Description of the task:
Make an exact copy of all the entries, with the pictures left out.

══ Stored rows ══

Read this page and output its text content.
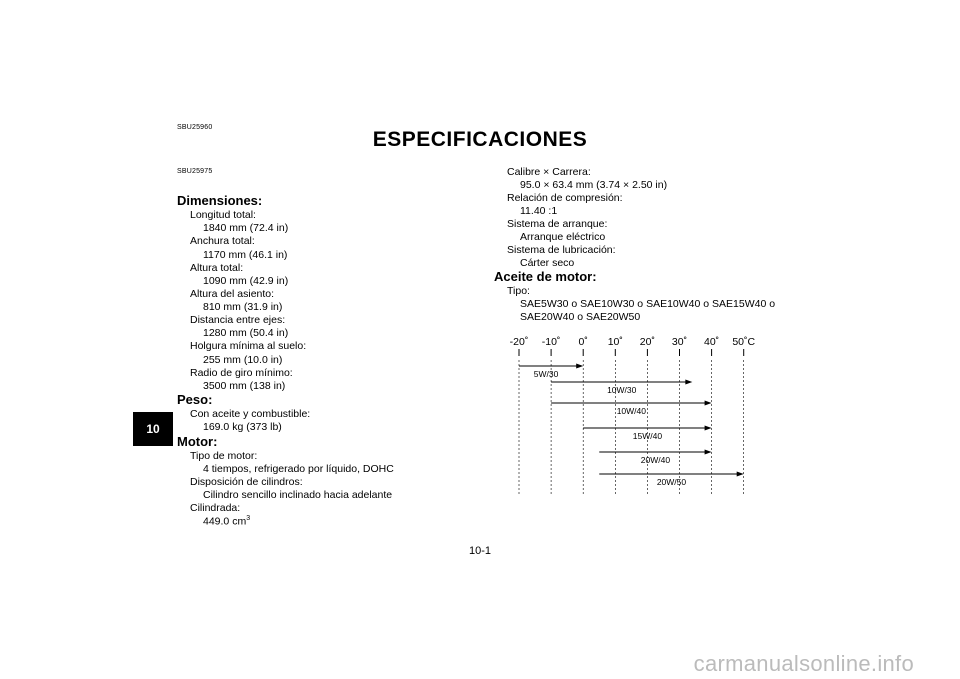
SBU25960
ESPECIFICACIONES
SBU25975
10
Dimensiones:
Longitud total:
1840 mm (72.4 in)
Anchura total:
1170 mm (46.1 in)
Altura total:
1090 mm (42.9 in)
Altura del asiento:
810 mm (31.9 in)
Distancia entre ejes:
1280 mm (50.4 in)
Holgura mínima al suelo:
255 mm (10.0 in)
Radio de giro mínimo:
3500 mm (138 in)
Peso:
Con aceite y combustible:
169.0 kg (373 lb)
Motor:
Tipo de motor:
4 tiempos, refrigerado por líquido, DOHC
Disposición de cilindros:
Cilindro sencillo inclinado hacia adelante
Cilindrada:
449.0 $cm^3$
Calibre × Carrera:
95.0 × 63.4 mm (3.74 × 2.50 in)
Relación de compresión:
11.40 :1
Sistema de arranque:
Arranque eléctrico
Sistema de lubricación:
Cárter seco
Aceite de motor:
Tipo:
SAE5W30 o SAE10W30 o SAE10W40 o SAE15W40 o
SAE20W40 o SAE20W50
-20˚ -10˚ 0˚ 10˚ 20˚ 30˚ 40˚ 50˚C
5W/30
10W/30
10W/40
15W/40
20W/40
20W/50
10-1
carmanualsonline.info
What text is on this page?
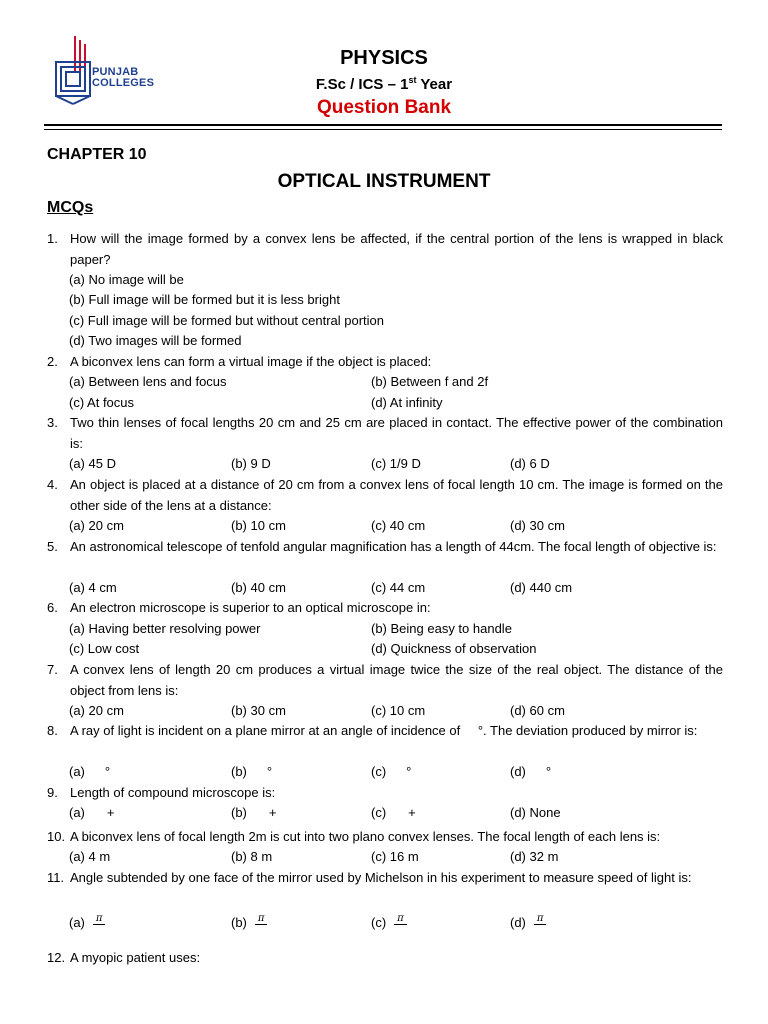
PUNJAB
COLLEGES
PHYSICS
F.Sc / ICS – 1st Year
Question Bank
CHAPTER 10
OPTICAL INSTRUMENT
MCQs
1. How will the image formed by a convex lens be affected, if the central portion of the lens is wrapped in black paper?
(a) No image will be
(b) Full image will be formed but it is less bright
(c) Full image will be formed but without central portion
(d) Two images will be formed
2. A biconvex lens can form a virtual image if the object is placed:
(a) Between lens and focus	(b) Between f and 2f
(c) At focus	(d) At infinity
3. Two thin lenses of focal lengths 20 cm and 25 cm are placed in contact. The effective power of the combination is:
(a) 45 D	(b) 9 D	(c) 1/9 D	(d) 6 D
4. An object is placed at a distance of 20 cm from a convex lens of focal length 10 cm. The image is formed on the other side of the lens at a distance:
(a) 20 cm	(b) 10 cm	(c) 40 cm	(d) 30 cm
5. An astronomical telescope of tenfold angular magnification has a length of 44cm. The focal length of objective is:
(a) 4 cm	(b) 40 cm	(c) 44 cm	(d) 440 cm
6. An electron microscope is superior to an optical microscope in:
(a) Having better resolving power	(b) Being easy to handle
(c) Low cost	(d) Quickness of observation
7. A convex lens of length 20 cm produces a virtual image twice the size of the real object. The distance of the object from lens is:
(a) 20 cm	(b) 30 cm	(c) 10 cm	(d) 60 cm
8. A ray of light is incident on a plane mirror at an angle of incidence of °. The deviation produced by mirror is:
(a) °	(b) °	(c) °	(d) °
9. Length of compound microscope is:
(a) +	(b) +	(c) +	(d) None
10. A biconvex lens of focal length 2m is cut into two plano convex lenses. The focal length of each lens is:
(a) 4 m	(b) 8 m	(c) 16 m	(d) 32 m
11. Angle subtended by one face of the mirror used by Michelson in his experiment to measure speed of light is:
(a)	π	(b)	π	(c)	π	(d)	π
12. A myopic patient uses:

═══

Full output:
Read this page and output its text content.
SBU25960
ESPECIFICACIONES
SBU25975
10
Dimensiones:
Longitud total:
1840 mm (72.4 in)
Anchura total:
1170 mm (46.1 in)
Altura total:
1090 mm (42.9 in)
Altura del asiento:
810 mm (31.9 in)
Distancia entre ejes:
1280 mm (50.4 in)
Holgura mínima al suelo:
255 mm (10.0 in)
Radio de giro mínimo:
3500 mm (138 in)
Peso:
Con aceite y combustible:
169.0 kg (373 lb)
Motor:
Tipo de motor:
4 tiempos, refrigerado por líquido, DOHC
Disposición de cilindros:
Cilindro sencillo inclinado hacia adelante
Cilindrada:
449.0 $cm^3$
Calibre × Carrera:
95.0 × 63.4 mm (3.74 × 2.50 in)
Relación de compresión:
11.40 :1
Sistema de arranque:
Arranque eléctrico
Sistema de lubricación:
Cárter seco
Aceite de motor:
Tipo:
SAE5W30 o SAE10W30 o SAE10W40 o SAE15W40 o
SAE20W40 o SAE20W50
-20˚ -10˚ 0˚ 10˚ 20˚ 30˚ 40˚ 50˚C
5W/30
10W/30
10W/40
15W/40
20W/40
20W/50
10-1
carmanualsonline.info
What text is on this page?
PUNJAB
COLLEGES
PHYSICS
F.Sc / ICS – 1st Year
Question Bank
CHAPTER 10
OPTICAL INSTRUMENT
MCQs
1. How will the image formed by a convex lens be affected, if the central portion of the lens is wrapped in black paper?
(a) No image will be
(b) Full image will be formed but it is less bright
(c) Full image will be formed but without central portion
(d) Two images will be formed
2. A biconvex lens can form a virtual image if the object is placed:
(a) Between lens and focus	(b) Between f and 2f
(c) At focus	(d) At infinity
3. Two thin lenses of focal lengths 20 cm and 25 cm are placed in contact. The effective power of the combination is:
(a) 45 D	(b) 9 D	(c) 1/9 D	(d) 6 D
4. An object is placed at a distance of 20 cm from a convex lens of focal length 10 cm. The image is formed on the other side of the lens at a distance:
(a) 20 cm	(b) 10 cm	(c) 40 cm	(d) 30 cm
5. An astronomical telescope of tenfold angular magnification has a length of 44cm. The focal length of objective is:
(a) 4 cm	(b) 40 cm	(c) 44 cm	(d) 440 cm
6. An electron microscope is superior to an optical microscope in:
(a) Having better resolving power	(b) Being easy to handle
(c) Low cost	(d) Quickness of observation
7. A convex lens of length 20 cm produces a virtual image twice the size of the real object. The distance of the object from lens is:
(a) 20 cm	(b) 30 cm	(c) 10 cm	(d) 60 cm
8. A ray of light is incident on a plane mirror at an angle of incidence of °. The deviation produced by mirror is:
(a) °	(b) °	(c) °	(d) °
9. Length of compound microscope is:
(a) +	(b) +	(c) +	(d) None
10. A biconvex lens of focal length 2m is cut into two plano convex lenses. The focal length of each lens is:
(a) 4 m	(b) 8 m	(c) 16 m	(d) 32 m
11. Angle subtended by one face of the mirror used by Michelson in his experiment to measure speed of light is:
(a)	π	(b)	π	(c)	π	(d)	π
12. A myopic patient uses:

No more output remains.